§ **Work instructions**: Transcribe every entry word for word, leaving out all images.

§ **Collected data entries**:
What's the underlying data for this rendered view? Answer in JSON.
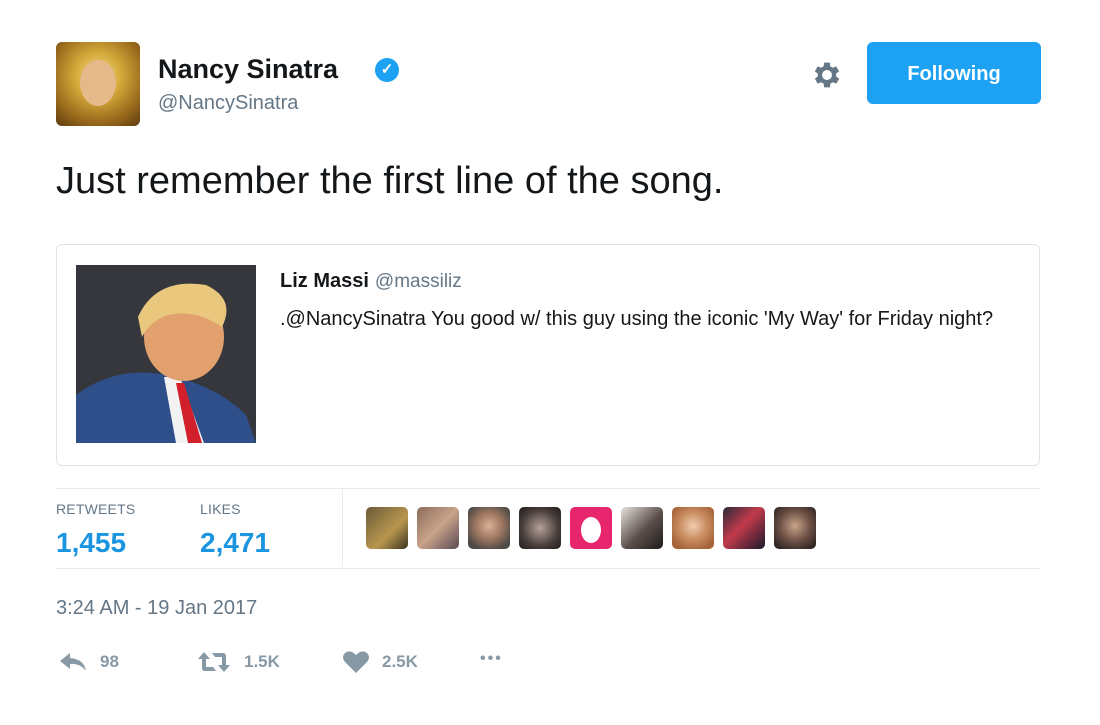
{
  "author": {
    "display_name": "Nancy Sinatra",
    "handle": "@NancySinatra",
    "verified_glyph": "✓"
  },
  "header": {
    "follow_button_label": "Following",
    "settings_icon": "gear-icon"
  },
  "tweet": {
    "text": "Just remember the first line of the song.",
    "timestamp": "3:24 AM - 19 Jan 2017"
  },
  "quoted_tweet": {
    "author_name": "Liz Massi",
    "author_handle": "@massiliz",
    "text": ".@NancySinatra You good w/ this guy using the iconic 'My Way' for Friday night?"
  },
  "stats": {
    "retweets_label": "RETWEETS",
    "retweets_value": "1,455",
    "likes_label": "LIKES",
    "likes_value": "2,471"
  },
  "actions": {
    "reply_count": "98",
    "retweet_count": "1.5K",
    "like_count": "2.5K",
    "more_glyph": "•••"
  },
  "colors": {
    "accent": "#1da1f2",
    "link_blue": "#1b95e0",
    "muted": "#657786",
    "icon_gray": "#8899a6"
  }
}
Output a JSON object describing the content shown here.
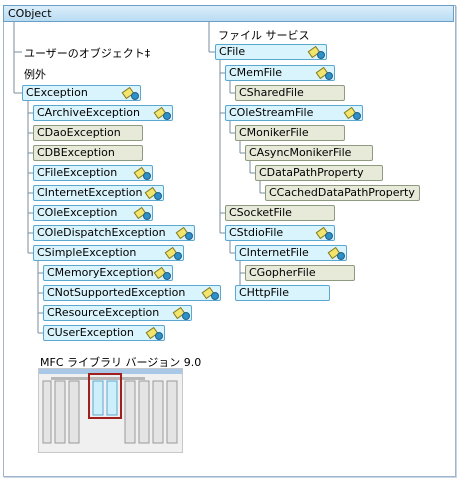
{
  "root": "CObject",
  "left_section": {
    "user_objects_label": "ユーザーのオブジェクト‡",
    "exceptions_label": "例外"
  },
  "right_section": {
    "file_services_label": "ファイル サービス"
  },
  "nodes": [
    {
      "label": "CException"
    },
    {
      "label": "CArchiveException"
    },
    {
      "label": "CDaoException"
    },
    {
      "label": "CDBException"
    },
    {
      "label": "CFileException"
    },
    {
      "label": "CInternetException"
    },
    {
      "label": "COleException"
    },
    {
      "label": "COleDispatchException"
    },
    {
      "label": "CSimpleException"
    },
    {
      "label": "CMemoryException"
    },
    {
      "label": "CNotSupportedException"
    },
    {
      "label": "CResourceException"
    },
    {
      "label": "CUserException"
    },
    {
      "label": "CFile"
    },
    {
      "label": "CMemFile"
    },
    {
      "label": "CSharedFile"
    },
    {
      "label": "COleStreamFile"
    },
    {
      "label": "CMonikerFile"
    },
    {
      "label": "CAsyncMonikerFile"
    },
    {
      "label": "CDataPathProperty"
    },
    {
      "label": "CCachedDataPathProperty"
    },
    {
      "label": "CSocketFile"
    },
    {
      "label": "CStdioFile"
    },
    {
      "label": "CInternetFile"
    },
    {
      "label": "CGopherFile"
    },
    {
      "label": "CHttpFile"
    }
  ],
  "legend": {
    "title": "MFC ライブラリ バージョン 9.0"
  }
}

§ **Result of the task**:
What's the underlying data for this rendered view? Answer in JSON.
{
  "author": {
    "display_name": "Nancy Sinatra",
    "handle": "@NancySinatra",
    "verified_glyph": "✓"
  },
  "header": {
    "follow_button_label": "Following",
    "settings_icon": "gear-icon"
  },
  "tweet": {
    "text": "Just remember the first line of the song.",
    "timestamp": "3:24 AM - 19 Jan 2017"
  },
  "quoted_tweet": {
    "author_name": "Liz Massi",
    "author_handle": "@massiliz",
    "text": ".@NancySinatra You good w/ this guy using the iconic 'My Way' for Friday night?"
  },
  "stats": {
    "retweets_label": "RETWEETS",
    "retweets_value": "1,455",
    "likes_label": "LIKES",
    "likes_value": "2,471"
  },
  "actions": {
    "reply_count": "98",
    "retweet_count": "1.5K",
    "like_count": "2.5K",
    "more_glyph": "•••"
  },
  "colors": {
    "accent": "#1da1f2",
    "link_blue": "#1b95e0",
    "muted": "#657786",
    "icon_gray": "#8899a6"
  }
}
Output a JSON object describing the content shown here.
{
  "root": "CObject",
  "left_section": {
    "user_objects_label": "ユーザーのオブジェクト‡",
    "exceptions_label": "例外"
  },
  "right_section": {
    "file_services_label": "ファイル サービス"
  },
  "nodes": [
    {
      "label": "CException"
    },
    {
      "label": "CArchiveException"
    },
    {
      "label": "CDaoException"
    },
    {
      "label": "CDBException"
    },
    {
      "label": "CFileException"
    },
    {
      "label": "CInternetException"
    },
    {
      "label": "COleException"
    },
    {
      "label": "COleDispatchException"
    },
    {
      "label": "CSimpleException"
    },
    {
      "label": "CMemoryException"
    },
    {
      "label": "CNotSupportedException"
    },
    {
      "label": "CResourceException"
    },
    {
      "label": "CUserException"
    },
    {
      "label": "CFile"
    },
    {
      "label": "CMemFile"
    },
    {
      "label": "CSharedFile"
    },
    {
      "label": "COleStreamFile"
    },
    {
      "label": "CMonikerFile"
    },
    {
      "label": "CAsyncMonikerFile"
    },
    {
      "label": "CDataPathProperty"
    },
    {
      "label": "CCachedDataPathProperty"
    },
    {
      "label": "CSocketFile"
    },
    {
      "label": "CStdioFile"
    },
    {
      "label": "CInternetFile"
    },
    {
      "label": "CGopherFile"
    },
    {
      "label": "CHttpFile"
    }
  ],
  "legend": {
    "title": "MFC ライブラリ バージョン 9.0"
  }
}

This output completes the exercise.